◆ **Task objective**
Seek out every line containing the word "name", and copy each.

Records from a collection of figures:
## BEGIN

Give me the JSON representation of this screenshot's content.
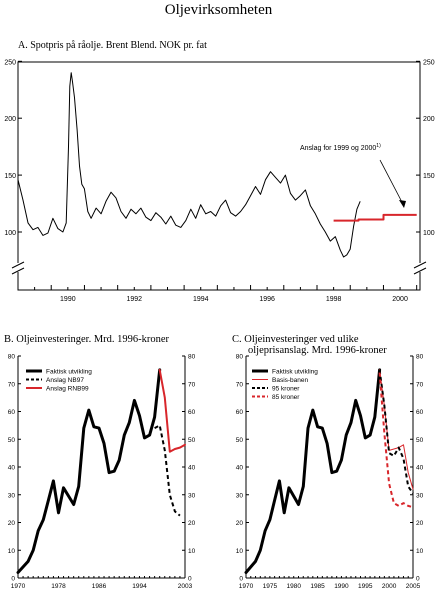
{
  "page_title": "Oljevirksomheten",
  "colors": {
    "actual": "#000000",
    "forecast_red": "#d8262b",
    "axis": "#000000"
  },
  "chart_data": [
    {
      "id": "A",
      "type": "line",
      "title": "A.  Spotpris på råolje.  Brent Blend. NOK pr. fat",
      "x_tick_labels": [
        "1990",
        "1992",
        "1994",
        "1996",
        "1998",
        "2000"
      ],
      "y_ticks": [
        100,
        150,
        200,
        250
      ],
      "ylim": [
        50,
        250
      ],
      "y_axis_break": true,
      "annotation": "Anslag for 1999 og 2000",
      "annotation_superscript": "1)",
      "series": [
        {
          "color": "#000000",
          "x": [
            1989.0,
            1989.15,
            1989.3,
            1989.45,
            1989.6,
            1989.75,
            1989.9,
            1990.05,
            1990.2,
            1990.35,
            1990.45,
            1990.52,
            1990.56,
            1990.6,
            1990.64,
            1990.7,
            1990.78,
            1990.85,
            1990.92,
            1991.0,
            1991.1,
            1991.2,
            1991.35,
            1991.5,
            1991.65,
            1991.8,
            1991.95,
            1992.1,
            1992.25,
            1992.4,
            1992.55,
            1992.7,
            1992.85,
            1993.0,
            1993.15,
            1993.3,
            1993.45,
            1993.6,
            1993.75,
            1993.9,
            1994.05,
            1994.2,
            1994.35,
            1994.5,
            1994.65,
            1994.8,
            1994.95,
            1995.1,
            1995.25,
            1995.4,
            1995.55,
            1995.7,
            1995.85,
            1996.0,
            1996.15,
            1996.3,
            1996.45,
            1996.6,
            1996.75,
            1996.9,
            1997.05,
            1997.2,
            1997.35,
            1997.5,
            1997.65,
            1997.8,
            1997.95,
            1998.1,
            1998.25,
            1998.4,
            1998.55,
            1998.7,
            1998.8,
            1998.9,
            1999.0,
            1999.1,
            1999.2,
            1999.3
          ],
          "values": [
            146,
            128,
            108,
            102,
            104,
            97,
            99,
            112,
            103,
            100,
            108,
            175,
            228,
            240,
            232,
            218,
            190,
            158,
            142,
            138,
            118,
            112,
            121,
            116,
            127,
            135,
            130,
            118,
            112,
            120,
            116,
            121,
            113,
            110,
            117,
            113,
            107,
            114,
            106,
            104,
            110,
            120,
            112,
            124,
            116,
            118,
            114,
            123,
            128,
            117,
            114,
            118,
            124,
            132,
            140,
            133,
            146,
            153,
            148,
            143,
            150,
            134,
            128,
            132,
            137,
            123,
            116,
            107,
            100,
            92,
            96,
            84,
            78,
            80,
            85,
            105,
            120,
            127
          ]
        },
        {
          "color": "#d8262b",
          "x": [
            1998.5,
            1999.25,
            1999.25,
            2000.0,
            2000.0,
            2001.0
          ],
          "values": [
            110,
            110,
            111,
            111,
            115,
            115
          ]
        }
      ]
    },
    {
      "id": "B",
      "type": "line",
      "title": "B.  Oljeinvesteringer. Mrd. 1996-kroner",
      "x_tick_labels": [
        "1970",
        "1978",
        "1986",
        "1994",
        "2003"
      ],
      "y_ticks": [
        0,
        10,
        20,
        30,
        40,
        50,
        60,
        70,
        80
      ],
      "ylim": [
        0,
        80
      ],
      "xlim": [
        1970,
        2003
      ],
      "series": [
        {
          "name": "Faktisk utvikling",
          "style": "solid",
          "color": "#000000",
          "x": [
            1970,
            1971,
            1972,
            1973,
            1974,
            1975,
            1976,
            1977,
            1978,
            1979,
            1980,
            1981,
            1982,
            1983,
            1984,
            1985,
            1986,
            1987,
            1988,
            1989,
            1990,
            1991,
            1992,
            1993,
            1994,
            1995,
            1996,
            1997,
            1998
          ],
          "values": [
            2,
            4,
            6,
            10,
            17,
            21,
            28,
            35,
            23.5,
            32.5,
            29.5,
            26.5,
            33,
            54,
            60.5,
            54.5,
            54,
            48.5,
            38,
            38.5,
            42.5,
            51.5,
            56,
            64,
            58.5,
            50.5,
            51.5,
            58,
            75
          ]
        },
        {
          "name": "Anslag NB97",
          "style": "dashed",
          "color": "#000000",
          "x": [
            1997,
            1998,
            1999,
            2000,
            2001,
            2002
          ],
          "values": [
            54,
            55,
            46,
            30,
            24,
            22.5
          ]
        },
        {
          "name": "Anslag RNB99",
          "style": "solid",
          "color": "#d8262b",
          "x": [
            1998,
            1999,
            2000,
            2001,
            2002,
            2003
          ],
          "values": [
            75,
            65,
            45.5,
            46.5,
            47,
            48
          ]
        }
      ]
    },
    {
      "id": "C",
      "type": "line",
      "title_line1": "C.  Oljeinvesteringer ved ulike",
      "title_line2": "oljeprisanslag.  Mrd. 1996-kroner",
      "x_tick_labels": [
        "1970",
        "1975",
        "1980",
        "1985",
        "1990",
        "1995",
        "2000",
        "2005"
      ],
      "y_ticks": [
        0,
        10,
        20,
        30,
        40,
        50,
        60,
        70,
        80
      ],
      "ylim": [
        0,
        80
      ],
      "xlim": [
        1970,
        2005
      ],
      "series": [
        {
          "name": "Faktisk utvikling",
          "style": "solid",
          "color": "#000000",
          "x": [
            1970,
            1971,
            1972,
            1973,
            1974,
            1975,
            1976,
            1977,
            1978,
            1979,
            1980,
            1981,
            1982,
            1983,
            1984,
            1985,
            1986,
            1987,
            1988,
            1989,
            1990,
            1991,
            1992,
            1993,
            1994,
            1995,
            1996,
            1997,
            1998
          ],
          "values": [
            2,
            4,
            6,
            10,
            17,
            21,
            28,
            35,
            23.5,
            32.5,
            29.5,
            26.5,
            33,
            54,
            60.5,
            54.5,
            54,
            48.5,
            38,
            38.5,
            42.5,
            51.5,
            56,
            64,
            58.5,
            50.5,
            51.5,
            58,
            75
          ]
        },
        {
          "name": "Basis-banen",
          "style": "thin",
          "color": "#d8262b",
          "x": [
            1998,
            1999,
            2000,
            2001,
            2002,
            2003,
            2004,
            2005
          ],
          "values": [
            75,
            62,
            46,
            46.5,
            47,
            48,
            38,
            32
          ]
        },
        {
          "name": "95 kroner",
          "style": "dashed",
          "color": "#000000",
          "x": [
            1998,
            1999,
            2000,
            2001,
            2002,
            2003,
            2004,
            2005
          ],
          "values": [
            75,
            62,
            45,
            44,
            47,
            43,
            33,
            30.5
          ]
        },
        {
          "name": "85 kroner",
          "style": "dashed",
          "color": "#d8262b",
          "x": [
            1998,
            1999,
            2000,
            2001,
            2002,
            2003,
            2004,
            2005
          ],
          "values": [
            74,
            52,
            34,
            27,
            26,
            27,
            26,
            25.5
          ]
        }
      ]
    }
  ]
}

## END

◆ **Result of the task**
          "name": "Faktisk utvikling",
          "name": "Anslag NB97",
          "name": "Anslag RNB99",
          "name": "Faktisk utvikling",
          "name": "Basis-banen",
          "name": "95 kroner",
          "name": "85 kroner",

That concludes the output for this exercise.